**EXERCISE 1**
Update the entries from their start through the line containing "- x-axis-end-date: 2020-04-30: [620, 375, 692, 391]" by replacing "y-tick-label" with "y-axis-tick" and leaving everything else unchanged. Return only those lines.

--------

What if we could put those points to an actual use - encourage the improvement of existing questions and answers, especially canonical ones, and provide an incentive to go that extra mile of research where it's needed most?

Stack Overflow currently doesn't really provide a real outlet to do that.

Sure, there are bounties and the altruist badge, but the bounty system was originally designed to encourage answers you need urgently for your own questions, and it shows. There is no real infrastructure around starting bounties as a "philanthropic" act - bounties you start with no interest of your own, perhaps even in tags outside your domain knowledge.

--------

**EXERCISE 2**
According to the passage, what was the bounty system originally designed to encourage?

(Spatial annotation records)

--------

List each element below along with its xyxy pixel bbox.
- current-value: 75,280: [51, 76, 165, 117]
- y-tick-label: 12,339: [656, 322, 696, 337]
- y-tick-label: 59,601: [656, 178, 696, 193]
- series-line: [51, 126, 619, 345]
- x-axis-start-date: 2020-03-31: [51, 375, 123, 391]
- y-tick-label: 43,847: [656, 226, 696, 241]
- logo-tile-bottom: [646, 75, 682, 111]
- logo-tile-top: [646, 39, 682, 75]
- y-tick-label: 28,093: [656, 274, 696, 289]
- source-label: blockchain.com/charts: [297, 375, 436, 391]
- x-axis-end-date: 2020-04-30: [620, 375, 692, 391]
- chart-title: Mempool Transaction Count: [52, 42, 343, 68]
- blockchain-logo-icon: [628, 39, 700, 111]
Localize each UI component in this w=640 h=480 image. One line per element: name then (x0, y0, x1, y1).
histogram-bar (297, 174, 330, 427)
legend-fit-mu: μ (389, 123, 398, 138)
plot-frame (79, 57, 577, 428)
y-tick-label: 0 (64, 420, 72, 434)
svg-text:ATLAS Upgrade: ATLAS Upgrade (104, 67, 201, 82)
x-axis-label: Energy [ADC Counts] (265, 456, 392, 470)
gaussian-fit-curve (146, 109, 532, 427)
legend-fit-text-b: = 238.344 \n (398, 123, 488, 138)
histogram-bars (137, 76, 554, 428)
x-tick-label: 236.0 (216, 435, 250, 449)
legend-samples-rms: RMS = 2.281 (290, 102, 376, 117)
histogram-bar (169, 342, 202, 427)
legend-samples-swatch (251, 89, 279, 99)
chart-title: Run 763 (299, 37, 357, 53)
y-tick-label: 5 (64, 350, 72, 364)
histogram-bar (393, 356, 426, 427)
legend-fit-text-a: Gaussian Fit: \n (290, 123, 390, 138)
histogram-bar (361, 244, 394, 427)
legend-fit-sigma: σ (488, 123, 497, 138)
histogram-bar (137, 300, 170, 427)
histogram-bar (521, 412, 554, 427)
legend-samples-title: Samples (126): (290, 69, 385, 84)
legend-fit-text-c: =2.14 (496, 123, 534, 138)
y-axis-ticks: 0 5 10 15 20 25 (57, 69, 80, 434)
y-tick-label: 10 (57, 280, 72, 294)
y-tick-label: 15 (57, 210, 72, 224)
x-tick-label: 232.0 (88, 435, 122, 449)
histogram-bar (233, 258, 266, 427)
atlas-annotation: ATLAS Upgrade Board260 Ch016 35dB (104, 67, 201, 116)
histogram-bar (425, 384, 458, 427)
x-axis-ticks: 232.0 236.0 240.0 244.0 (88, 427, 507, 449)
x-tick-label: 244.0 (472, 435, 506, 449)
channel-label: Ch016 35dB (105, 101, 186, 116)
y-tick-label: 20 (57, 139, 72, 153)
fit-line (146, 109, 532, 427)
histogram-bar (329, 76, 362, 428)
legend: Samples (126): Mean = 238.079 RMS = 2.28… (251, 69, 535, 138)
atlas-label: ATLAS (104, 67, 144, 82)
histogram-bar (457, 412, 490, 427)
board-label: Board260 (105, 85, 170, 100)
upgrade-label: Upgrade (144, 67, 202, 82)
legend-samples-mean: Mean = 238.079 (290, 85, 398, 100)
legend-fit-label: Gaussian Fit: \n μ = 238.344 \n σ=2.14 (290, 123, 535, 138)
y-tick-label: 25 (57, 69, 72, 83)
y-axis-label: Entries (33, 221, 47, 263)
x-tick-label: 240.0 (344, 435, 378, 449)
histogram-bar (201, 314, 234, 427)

--------

**COMPLETE RESPONSE 1**
List each element below along with its xyxy pixel bbox.
- current-value: 75,280: [51, 76, 165, 117]
- y-axis-tick: 12,339: [656, 322, 696, 337]
- y-axis-tick: 59,601: [656, 178, 696, 193]
- series-line: [51, 126, 619, 345]
- x-axis-start-date: 2020-03-31: [51, 375, 123, 391]
- y-axis-tick: 43,847: [656, 226, 696, 241]
- logo-tile-bottom: [646, 75, 682, 111]
- logo-tile-top: [646, 39, 682, 75]
- y-axis-tick: 28,093: [656, 274, 696, 289]
- source-label: blockchain.com/charts: [297, 375, 436, 391]
- x-axis-end-date: 2020-04-30: [620, 375, 692, 391]

**COMPLETE RESPONSE 2**
It was designed to encourage answers you need urgently for your own questions.